Records follow. Pull out every line that contains "submitted".
- - -
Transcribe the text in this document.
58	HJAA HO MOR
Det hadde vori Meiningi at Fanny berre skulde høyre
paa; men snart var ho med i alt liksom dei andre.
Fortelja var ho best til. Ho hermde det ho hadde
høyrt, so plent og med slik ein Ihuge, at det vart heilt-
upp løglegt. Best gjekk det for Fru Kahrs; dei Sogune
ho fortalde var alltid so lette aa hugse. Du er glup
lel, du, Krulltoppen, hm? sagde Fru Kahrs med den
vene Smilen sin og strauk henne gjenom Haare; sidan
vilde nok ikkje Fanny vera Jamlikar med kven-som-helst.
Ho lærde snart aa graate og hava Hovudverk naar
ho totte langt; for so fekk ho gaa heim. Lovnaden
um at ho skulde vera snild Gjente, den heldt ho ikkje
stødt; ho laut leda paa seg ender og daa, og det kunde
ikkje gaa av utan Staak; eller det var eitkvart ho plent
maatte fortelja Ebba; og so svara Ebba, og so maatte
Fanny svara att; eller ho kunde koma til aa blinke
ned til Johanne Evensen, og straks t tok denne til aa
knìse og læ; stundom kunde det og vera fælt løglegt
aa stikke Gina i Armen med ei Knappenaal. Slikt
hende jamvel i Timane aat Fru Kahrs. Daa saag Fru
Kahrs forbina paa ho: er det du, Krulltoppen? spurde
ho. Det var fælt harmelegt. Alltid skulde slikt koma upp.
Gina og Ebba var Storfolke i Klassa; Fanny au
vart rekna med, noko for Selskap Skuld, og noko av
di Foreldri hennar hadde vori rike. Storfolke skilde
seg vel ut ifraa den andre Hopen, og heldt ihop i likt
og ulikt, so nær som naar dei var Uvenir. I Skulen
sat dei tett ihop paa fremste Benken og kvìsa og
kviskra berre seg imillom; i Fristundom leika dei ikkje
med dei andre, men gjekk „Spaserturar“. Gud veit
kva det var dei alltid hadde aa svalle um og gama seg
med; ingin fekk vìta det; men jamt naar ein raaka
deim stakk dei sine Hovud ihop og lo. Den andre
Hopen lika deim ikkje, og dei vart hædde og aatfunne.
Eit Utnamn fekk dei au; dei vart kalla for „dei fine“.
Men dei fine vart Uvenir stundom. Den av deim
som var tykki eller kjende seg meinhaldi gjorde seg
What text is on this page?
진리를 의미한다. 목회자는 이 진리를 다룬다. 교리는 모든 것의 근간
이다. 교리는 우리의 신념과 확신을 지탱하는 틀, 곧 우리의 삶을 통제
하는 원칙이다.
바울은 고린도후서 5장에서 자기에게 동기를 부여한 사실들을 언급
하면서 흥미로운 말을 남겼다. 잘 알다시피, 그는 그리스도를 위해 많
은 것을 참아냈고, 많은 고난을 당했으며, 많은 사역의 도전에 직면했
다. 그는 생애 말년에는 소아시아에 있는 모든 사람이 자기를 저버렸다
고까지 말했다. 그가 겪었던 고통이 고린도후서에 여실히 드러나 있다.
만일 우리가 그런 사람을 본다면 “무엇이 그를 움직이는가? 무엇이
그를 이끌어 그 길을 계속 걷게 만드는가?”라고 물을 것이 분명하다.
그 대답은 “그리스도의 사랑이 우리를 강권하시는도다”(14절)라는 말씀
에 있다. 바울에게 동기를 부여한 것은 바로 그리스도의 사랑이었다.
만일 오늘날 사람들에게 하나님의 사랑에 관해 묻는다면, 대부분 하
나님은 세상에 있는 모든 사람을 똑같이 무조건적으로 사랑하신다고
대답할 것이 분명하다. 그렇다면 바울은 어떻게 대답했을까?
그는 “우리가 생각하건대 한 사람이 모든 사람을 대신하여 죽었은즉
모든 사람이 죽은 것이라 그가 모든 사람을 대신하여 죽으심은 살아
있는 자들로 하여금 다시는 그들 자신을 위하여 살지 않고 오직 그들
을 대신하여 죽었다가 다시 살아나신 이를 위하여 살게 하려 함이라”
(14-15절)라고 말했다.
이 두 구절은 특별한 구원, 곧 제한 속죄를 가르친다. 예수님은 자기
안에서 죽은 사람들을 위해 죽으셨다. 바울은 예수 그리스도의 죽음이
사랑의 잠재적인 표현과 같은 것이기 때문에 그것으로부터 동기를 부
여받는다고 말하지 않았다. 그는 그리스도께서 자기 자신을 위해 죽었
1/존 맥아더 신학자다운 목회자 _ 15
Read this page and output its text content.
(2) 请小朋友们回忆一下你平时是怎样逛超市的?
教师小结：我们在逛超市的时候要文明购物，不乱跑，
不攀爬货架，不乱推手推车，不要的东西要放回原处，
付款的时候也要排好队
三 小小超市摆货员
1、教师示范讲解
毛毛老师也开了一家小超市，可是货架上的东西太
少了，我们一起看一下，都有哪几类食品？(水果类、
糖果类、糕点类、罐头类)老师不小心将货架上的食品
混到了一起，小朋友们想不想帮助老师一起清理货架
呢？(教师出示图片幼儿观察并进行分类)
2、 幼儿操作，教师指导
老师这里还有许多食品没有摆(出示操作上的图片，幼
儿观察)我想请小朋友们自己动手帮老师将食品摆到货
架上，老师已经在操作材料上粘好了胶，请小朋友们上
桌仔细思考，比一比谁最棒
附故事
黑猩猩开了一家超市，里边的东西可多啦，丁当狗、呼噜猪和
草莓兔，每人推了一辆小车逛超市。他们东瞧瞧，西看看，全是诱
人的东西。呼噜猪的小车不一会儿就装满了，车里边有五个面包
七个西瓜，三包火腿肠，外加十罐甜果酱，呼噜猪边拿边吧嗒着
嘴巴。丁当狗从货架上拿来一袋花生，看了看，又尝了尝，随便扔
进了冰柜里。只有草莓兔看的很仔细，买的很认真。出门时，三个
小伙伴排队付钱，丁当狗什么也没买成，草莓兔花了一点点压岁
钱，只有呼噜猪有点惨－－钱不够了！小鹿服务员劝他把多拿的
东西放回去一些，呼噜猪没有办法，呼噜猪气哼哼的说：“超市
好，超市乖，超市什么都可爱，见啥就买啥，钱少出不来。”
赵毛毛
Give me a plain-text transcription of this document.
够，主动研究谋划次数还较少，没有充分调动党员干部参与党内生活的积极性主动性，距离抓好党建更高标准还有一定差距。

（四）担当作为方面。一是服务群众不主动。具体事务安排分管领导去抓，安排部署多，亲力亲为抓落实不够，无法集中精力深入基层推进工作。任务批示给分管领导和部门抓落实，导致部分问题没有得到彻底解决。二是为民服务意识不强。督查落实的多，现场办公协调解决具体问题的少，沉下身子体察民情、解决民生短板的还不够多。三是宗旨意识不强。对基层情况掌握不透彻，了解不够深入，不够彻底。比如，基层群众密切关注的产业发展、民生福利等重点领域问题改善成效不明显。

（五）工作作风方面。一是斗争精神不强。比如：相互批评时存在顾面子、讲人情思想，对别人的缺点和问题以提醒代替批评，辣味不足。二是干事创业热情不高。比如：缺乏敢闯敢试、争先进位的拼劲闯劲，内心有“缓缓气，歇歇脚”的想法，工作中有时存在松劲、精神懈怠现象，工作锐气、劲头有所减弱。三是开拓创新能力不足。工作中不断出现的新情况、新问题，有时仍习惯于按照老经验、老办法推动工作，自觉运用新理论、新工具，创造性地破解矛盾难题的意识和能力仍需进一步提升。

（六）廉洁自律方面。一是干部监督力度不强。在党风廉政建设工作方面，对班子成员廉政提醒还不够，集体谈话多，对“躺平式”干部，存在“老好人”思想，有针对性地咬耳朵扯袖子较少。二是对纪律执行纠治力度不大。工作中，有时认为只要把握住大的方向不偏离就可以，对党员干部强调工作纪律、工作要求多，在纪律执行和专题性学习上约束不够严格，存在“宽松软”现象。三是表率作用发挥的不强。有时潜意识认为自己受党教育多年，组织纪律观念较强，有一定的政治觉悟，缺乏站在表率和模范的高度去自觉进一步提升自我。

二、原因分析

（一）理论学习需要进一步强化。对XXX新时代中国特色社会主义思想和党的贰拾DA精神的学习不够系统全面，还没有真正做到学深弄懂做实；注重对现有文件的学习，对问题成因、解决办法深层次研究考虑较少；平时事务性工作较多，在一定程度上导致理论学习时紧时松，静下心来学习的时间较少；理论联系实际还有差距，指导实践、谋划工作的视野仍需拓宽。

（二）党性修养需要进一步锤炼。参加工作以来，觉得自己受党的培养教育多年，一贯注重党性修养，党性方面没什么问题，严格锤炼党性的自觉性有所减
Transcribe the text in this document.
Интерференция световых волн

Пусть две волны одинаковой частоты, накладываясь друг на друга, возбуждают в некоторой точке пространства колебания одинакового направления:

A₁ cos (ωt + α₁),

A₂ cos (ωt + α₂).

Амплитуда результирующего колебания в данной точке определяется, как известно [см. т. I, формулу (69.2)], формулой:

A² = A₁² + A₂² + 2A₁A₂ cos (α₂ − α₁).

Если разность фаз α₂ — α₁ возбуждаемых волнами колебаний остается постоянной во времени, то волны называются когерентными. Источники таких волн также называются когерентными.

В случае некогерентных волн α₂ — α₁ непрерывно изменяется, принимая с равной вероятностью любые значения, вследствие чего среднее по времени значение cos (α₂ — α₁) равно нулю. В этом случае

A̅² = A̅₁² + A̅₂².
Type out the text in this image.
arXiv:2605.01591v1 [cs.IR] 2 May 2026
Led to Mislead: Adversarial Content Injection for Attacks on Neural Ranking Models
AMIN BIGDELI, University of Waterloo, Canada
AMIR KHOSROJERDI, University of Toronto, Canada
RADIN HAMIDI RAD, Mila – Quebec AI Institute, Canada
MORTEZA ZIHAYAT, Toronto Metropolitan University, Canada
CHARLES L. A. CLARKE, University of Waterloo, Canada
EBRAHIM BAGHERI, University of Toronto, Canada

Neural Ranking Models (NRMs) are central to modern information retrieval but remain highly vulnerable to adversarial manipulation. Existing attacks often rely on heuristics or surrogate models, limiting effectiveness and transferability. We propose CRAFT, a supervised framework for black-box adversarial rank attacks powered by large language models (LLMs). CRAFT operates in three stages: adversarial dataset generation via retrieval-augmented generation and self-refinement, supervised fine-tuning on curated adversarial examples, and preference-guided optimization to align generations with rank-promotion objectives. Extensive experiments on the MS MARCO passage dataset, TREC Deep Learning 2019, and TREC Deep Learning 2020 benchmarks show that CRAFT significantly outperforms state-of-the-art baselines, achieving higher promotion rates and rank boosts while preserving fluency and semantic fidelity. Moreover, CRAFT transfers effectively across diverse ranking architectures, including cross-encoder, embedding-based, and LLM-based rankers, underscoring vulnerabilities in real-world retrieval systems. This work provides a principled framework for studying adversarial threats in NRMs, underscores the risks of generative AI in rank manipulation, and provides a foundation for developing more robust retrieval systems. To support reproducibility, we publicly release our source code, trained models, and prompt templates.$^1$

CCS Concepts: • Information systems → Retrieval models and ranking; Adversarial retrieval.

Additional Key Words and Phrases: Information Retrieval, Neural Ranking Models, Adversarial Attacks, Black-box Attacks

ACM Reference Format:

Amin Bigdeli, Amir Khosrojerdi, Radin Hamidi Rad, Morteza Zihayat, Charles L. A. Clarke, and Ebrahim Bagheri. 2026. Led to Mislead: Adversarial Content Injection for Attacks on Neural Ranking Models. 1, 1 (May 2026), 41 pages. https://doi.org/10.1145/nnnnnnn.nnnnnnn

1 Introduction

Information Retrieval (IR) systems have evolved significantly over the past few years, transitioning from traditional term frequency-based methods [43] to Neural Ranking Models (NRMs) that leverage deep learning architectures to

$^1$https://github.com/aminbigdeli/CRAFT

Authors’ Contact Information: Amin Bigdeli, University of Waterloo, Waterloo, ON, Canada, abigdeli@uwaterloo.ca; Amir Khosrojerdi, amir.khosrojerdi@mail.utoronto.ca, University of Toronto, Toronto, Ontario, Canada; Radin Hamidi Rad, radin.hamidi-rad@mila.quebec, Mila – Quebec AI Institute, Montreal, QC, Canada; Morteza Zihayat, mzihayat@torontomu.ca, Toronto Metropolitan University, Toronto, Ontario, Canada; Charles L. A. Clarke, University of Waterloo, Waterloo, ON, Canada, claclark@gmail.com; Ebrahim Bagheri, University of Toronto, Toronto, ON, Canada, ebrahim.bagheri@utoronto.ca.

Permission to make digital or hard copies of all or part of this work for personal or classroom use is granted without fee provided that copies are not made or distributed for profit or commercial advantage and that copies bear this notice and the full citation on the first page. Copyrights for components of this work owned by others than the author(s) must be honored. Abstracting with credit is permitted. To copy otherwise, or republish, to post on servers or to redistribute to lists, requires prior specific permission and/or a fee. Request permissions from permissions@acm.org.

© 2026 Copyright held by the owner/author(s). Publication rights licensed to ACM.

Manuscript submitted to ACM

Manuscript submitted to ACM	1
- - -
_Task result_
Manuscript submitted to ACM
Manuscript submitted to ACM	1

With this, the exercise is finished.